Reproduce verbatim the entries from the line with "day-number: 6 bbox=[673, 112, 770, 127]" to the line with "calendar-cell: 16 Sunrise: 8:12", both included, and nothing else.

— Begin RECORDS PROVIDED —

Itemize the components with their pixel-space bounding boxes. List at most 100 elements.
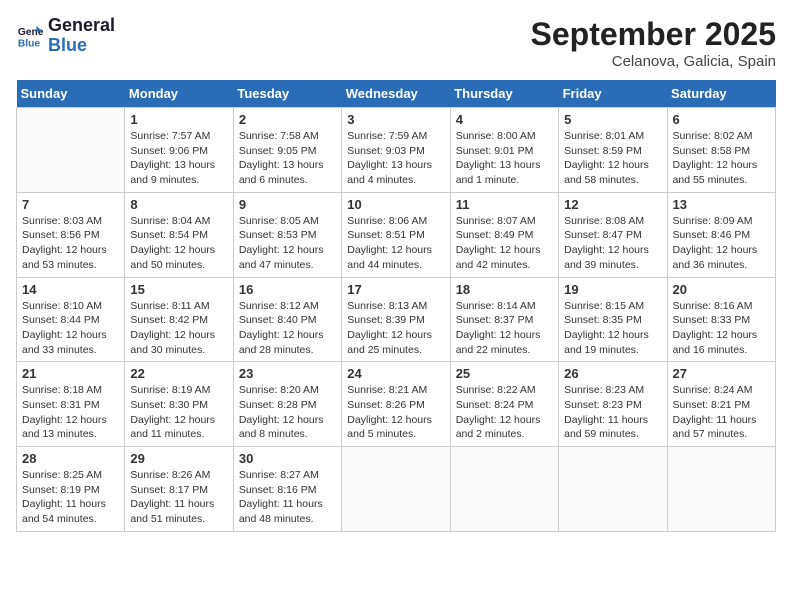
day-number: 6 bbox=[673, 112, 770, 127]
day-number: 10 bbox=[347, 197, 444, 212]
logo-icon: General Blue bbox=[16, 22, 44, 50]
calendar-cell: 6Sunrise: 8:02 AM Sunset: 8:58 PM Daylig… bbox=[667, 108, 775, 193]
cell-info: Sunrise: 8:25 AM Sunset: 8:19 PM Dayligh… bbox=[22, 468, 119, 527]
day-number: 14 bbox=[22, 282, 119, 297]
cell-info: Sunrise: 8:00 AM Sunset: 9:01 PM Dayligh… bbox=[456, 129, 553, 188]
weekday-header: Wednesday bbox=[342, 80, 450, 108]
cell-info: Sunrise: 8:23 AM Sunset: 8:23 PM Dayligh… bbox=[564, 383, 661, 442]
weekday-header: Tuesday bbox=[233, 80, 341, 108]
cell-info: Sunrise: 8:24 AM Sunset: 8:21 PM Dayligh… bbox=[673, 383, 770, 442]
calendar-week-row: 7 Sunrise: 8:03 AM Sunset: 8:56 PM Daylig… bbox=[17, 192, 776, 277]
day-number: 11 bbox=[456, 197, 553, 212]
weekday-header: Saturday bbox=[667, 80, 775, 108]
day-number: 16 bbox=[239, 282, 336, 297]
weekday-header: Sunday bbox=[17, 80, 125, 108]
calendar-cell: 23Sunrise: 8:20 AM Sunset: 8:28 PM Dayli… bbox=[233, 362, 341, 447]
cell-info: Sunrise: 8:07 AM Sunset: 8:49 PM Dayligh… bbox=[456, 214, 553, 273]
day-number: 24 bbox=[347, 366, 444, 381]
calendar-cell: 2Sunrise: 7:58 AM Sunset: 9:05 PM Daylig… bbox=[233, 108, 341, 193]
day-number: 30 bbox=[239, 451, 336, 466]
calendar-cell: 3 Sunrise: 7:59 AM Sunset: 9:03 PM Daylig… bbox=[342, 108, 450, 193]
day-number: 23 bbox=[239, 366, 336, 381]
calendar-cell: 28Sunrise: 8:25 AM Sunset: 8:19 PM Dayli… bbox=[17, 447, 125, 532]
calendar-cell: 16 Sunrise: 8:12 AM Sunset: 8:40 PM Dayli… bbox=[233, 277, 341, 362]
cell-info: Sunrise: 8:11 AM Sunset: 8:42 PM Dayligh… bbox=[130, 299, 227, 358]
cell-info: Sunrise: 8:18 AM Sunset: 8:31 PM Dayligh… bbox=[22, 383, 119, 442]
calendar-cell bbox=[342, 447, 450, 532]
logo-text: General Blue bbox=[48, 16, 115, 56]
calendar-cell: 11 Sunrise: 8:07 AM Sunset: 8:49 PM Dayli… bbox=[450, 192, 558, 277]
calendar-cell: 15 Sunrise: 8:11 AM Sunset: 8:42 PM Dayli… bbox=[125, 277, 233, 362]
cell-info: Sunrise: 8:15 AM Sunset: 8:35 PM Dayligh… bbox=[564, 299, 661, 358]
calendar-cell: 27 Sunrise: 8:24 AM Sunset: 8:21 PM Dayli… bbox=[667, 362, 775, 447]
calendar-table: SundayMondayTuesdayWednesdayThursdayFrid… bbox=[16, 80, 776, 532]
cell-info: Sunrise: 8:26 AM Sunset: 8:17 PM Dayligh… bbox=[130, 468, 227, 527]
calendar-cell: 25Sunrise: 8:22 AM Sunset: 8:24 PM Dayli… bbox=[450, 362, 558, 447]
day-number: 26 bbox=[564, 366, 661, 381]
month-title: September 2025 bbox=[531, 16, 776, 53]
calendar-week-row: 1Sunrise: 7:57 AM Sunset: 9:06 PM Daylig… bbox=[17, 108, 776, 193]
day-number: 25 bbox=[456, 366, 553, 381]
calendar-cell: 4 Sunrise: 8:00 AM Sunset: 9:01 PM Daylig… bbox=[450, 108, 558, 193]
day-number: 15 bbox=[130, 282, 227, 297]
cell-info: Sunrise: 8:06 AM Sunset: 8:51 PM Dayligh… bbox=[347, 214, 444, 273]
day-number: 1 bbox=[130, 112, 227, 127]
svg-text:Blue: Blue bbox=[18, 38, 41, 49]
day-number: 17 bbox=[347, 282, 444, 297]
calendar-cell: 29 Sunrise: 8:26 AM Sunset: 8:17 PM Dayli… bbox=[125, 447, 233, 532]
day-number: 2 bbox=[239, 112, 336, 127]
cell-info: Sunrise: 8:12 AM Sunset: 8:40 PM Dayligh… bbox=[239, 299, 336, 358]
calendar-week-row: 28Sunrise: 8:25 AM Sunset: 8:19 PM Dayli… bbox=[17, 447, 776, 532]
cell-info: Sunrise: 8:08 AM Sunset: 8:47 PM Dayligh… bbox=[564, 214, 661, 273]
cell-info: Sunrise: 8:03 AM Sunset: 8:56 PM Dayligh… bbox=[22, 214, 119, 273]
calendar-cell: 13Sunrise: 8:09 AM Sunset: 8:46 PM Dayli… bbox=[667, 192, 775, 277]
day-number: 27 bbox=[673, 366, 770, 381]
calendar-cell: 14Sunrise: 8:10 AM Sunset: 8:44 PM Dayli… bbox=[17, 277, 125, 362]
calendar-cell: 26 Sunrise: 8:23 AM Sunset: 8:23 PM Dayli… bbox=[559, 362, 667, 447]
calendar-cell bbox=[450, 447, 558, 532]
calendar-cell bbox=[17, 108, 125, 193]
calendar-header-row: SundayMondayTuesdayWednesdayThursdayFrid… bbox=[17, 80, 776, 108]
title-area: September 2025 Celanova, Galicia, Spain bbox=[531, 16, 776, 70]
header: General Blue General Blue September 2025… bbox=[16, 16, 776, 70]
cell-info: Sunrise: 8:19 AM Sunset: 8:30 PM Dayligh… bbox=[130, 383, 227, 442]
day-number: 5 bbox=[564, 112, 661, 127]
calendar-cell: 19Sunrise: 8:15 AM Sunset: 8:35 PM Dayli… bbox=[559, 277, 667, 362]
weekday-header: Monday bbox=[125, 80, 233, 108]
calendar-cell: 8Sunrise: 8:04 AM Sunset: 8:54 PM Daylig… bbox=[125, 192, 233, 277]
calendar-cell: 17 Sunrise: 8:13 AM Sunset: 8:39 PM Dayli… bbox=[342, 277, 450, 362]
day-number: 3 bbox=[347, 112, 444, 127]
cell-info: Sunrise: 8:13 AM Sunset: 8:39 PM Dayligh… bbox=[347, 299, 444, 358]
day-number: 20 bbox=[673, 282, 770, 297]
svg-text:General: General bbox=[18, 27, 44, 38]
weekday-header: Thursday bbox=[450, 80, 558, 108]
calendar-cell: 7 Sunrise: 8:03 AM Sunset: 8:56 PM Daylig… bbox=[17, 192, 125, 277]
calendar-cell: 24Sunrise: 8:21 AM Sunset: 8:26 PM Dayli… bbox=[342, 362, 450, 447]
day-number: 4 bbox=[456, 112, 553, 127]
location: Celanova, Galicia, Spain bbox=[531, 53, 776, 70]
cell-info: Sunrise: 8:14 AM Sunset: 8:37 PM Dayligh… bbox=[456, 299, 553, 358]
cell-info: Sunrise: 8:27 AM Sunset: 8:16 PM Dayligh… bbox=[239, 468, 336, 527]
cell-info: Sunrise: 8:04 AM Sunset: 8:54 PM Dayligh… bbox=[130, 214, 227, 273]
cell-info: Sunrise: 8:09 AM Sunset: 8:46 PM Dayligh… bbox=[673, 214, 770, 273]
calendar-cell: 10 Sunrise: 8:06 AM Sunset: 8:51 PM Dayli… bbox=[342, 192, 450, 277]
calendar-cell bbox=[559, 447, 667, 532]
calendar-cell: 18Sunrise: 8:14 AM Sunset: 8:37 PM Dayli… bbox=[450, 277, 558, 362]
day-number: 29 bbox=[130, 451, 227, 466]
day-number: 7 bbox=[22, 197, 119, 212]
calendar-cell: 20 Sunrise: 8:16 AM Sunset: 8:33 PM Dayli… bbox=[667, 277, 775, 362]
weekday-header: Friday bbox=[559, 80, 667, 108]
logo-line2: Blue bbox=[48, 36, 115, 56]
day-number: 9 bbox=[239, 197, 336, 212]
calendar-cell bbox=[667, 447, 775, 532]
cell-info: Sunrise: 8:16 AM Sunset: 8:33 PM Dayligh… bbox=[673, 299, 770, 358]
calendar-cell: 9Sunrise: 8:05 AM Sunset: 8:53 PM Daylig… bbox=[233, 192, 341, 277]
calendar-cell: 30 Sunrise: 8:27 AM Sunset: 8:16 PM Dayli… bbox=[233, 447, 341, 532]
calendar-cell: 12Sunrise: 8:08 AM Sunset: 8:47 PM Dayli… bbox=[559, 192, 667, 277]
calendar-cell: 5Sunrise: 8:01 AM Sunset: 8:59 PM Daylig… bbox=[559, 108, 667, 193]
calendar-cell: 22Sunrise: 8:19 AM Sunset: 8:30 PM Dayli… bbox=[125, 362, 233, 447]
logo: General Blue General Blue bbox=[16, 16, 115, 56]
calendar-cell: 21Sunrise: 8:18 AM Sunset: 8:31 PM Dayli… bbox=[17, 362, 125, 447]
calendar-week-row: 21Sunrise: 8:18 AM Sunset: 8:31 PM Dayli… bbox=[17, 362, 776, 447]
cell-info: Sunrise: 7:59 AM Sunset: 9:03 PM Dayligh… bbox=[347, 129, 444, 188]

— End RECORDS PROVIDED —

* REPLY TO THE EXERCISE:
day-number: 6 bbox=[673, 112, 770, 127]
day-number: 10 bbox=[347, 197, 444, 212]
logo-icon: General Blue bbox=[16, 22, 44, 50]
calendar-cell: 6Sunrise: 8:02 AM Sunset: 8:58 PM Daylig… bbox=[667, 108, 775, 193]
cell-info: Sunrise: 8:25 AM Sunset: 8:19 PM Dayligh… bbox=[22, 468, 119, 527]
day-number: 14 bbox=[22, 282, 119, 297]
cell-info: Sunrise: 8:00 AM Sunset: 9:01 PM Dayligh… bbox=[456, 129, 553, 188]
weekday-header: Wednesday bbox=[342, 80, 450, 108]
cell-info: Sunrise: 8:23 AM Sunset: 8:23 PM Dayligh… bbox=[564, 383, 661, 442]
weekday-header: Tuesday bbox=[233, 80, 341, 108]
cell-info: Sunrise: 8:24 AM Sunset: 8:21 PM Dayligh… bbox=[673, 383, 770, 442]
calendar-week-row: 7 Sunrise: 8:03 AM Sunset: 8:56 PM Daylig… bbox=[17, 192, 776, 277]
day-number: 11 bbox=[456, 197, 553, 212]
weekday-header: Saturday bbox=[667, 80, 775, 108]
day-number: 16 bbox=[239, 282, 336, 297]
weekday-header: Sunday bbox=[17, 80, 125, 108]
calendar-cell: 23Sunrise: 8:20 AM Sunset: 8:28 PM Dayli… bbox=[233, 362, 341, 447]
cell-info: Sunrise: 8:07 AM Sunset: 8:49 PM Dayligh… bbox=[456, 214, 553, 273]
day-number: 24 bbox=[347, 366, 444, 381]
calendar-cell: 2Sunrise: 7:58 AM Sunset: 9:05 PM Daylig… bbox=[233, 108, 341, 193]
day-number: 30 bbox=[239, 451, 336, 466]
calendar-cell: 3 Sunrise: 7:59 AM Sunset: 9:03 PM Daylig… bbox=[342, 108, 450, 193]
day-number: 23 bbox=[239, 366, 336, 381]
calendar-cell: 28Sunrise: 8:25 AM Sunset: 8:19 PM Dayli… bbox=[17, 447, 125, 532]
calendar-cell: 16 Sunrise: 8:12 AM Sunset: 8:40 PM Dayli… bbox=[233, 277, 341, 362]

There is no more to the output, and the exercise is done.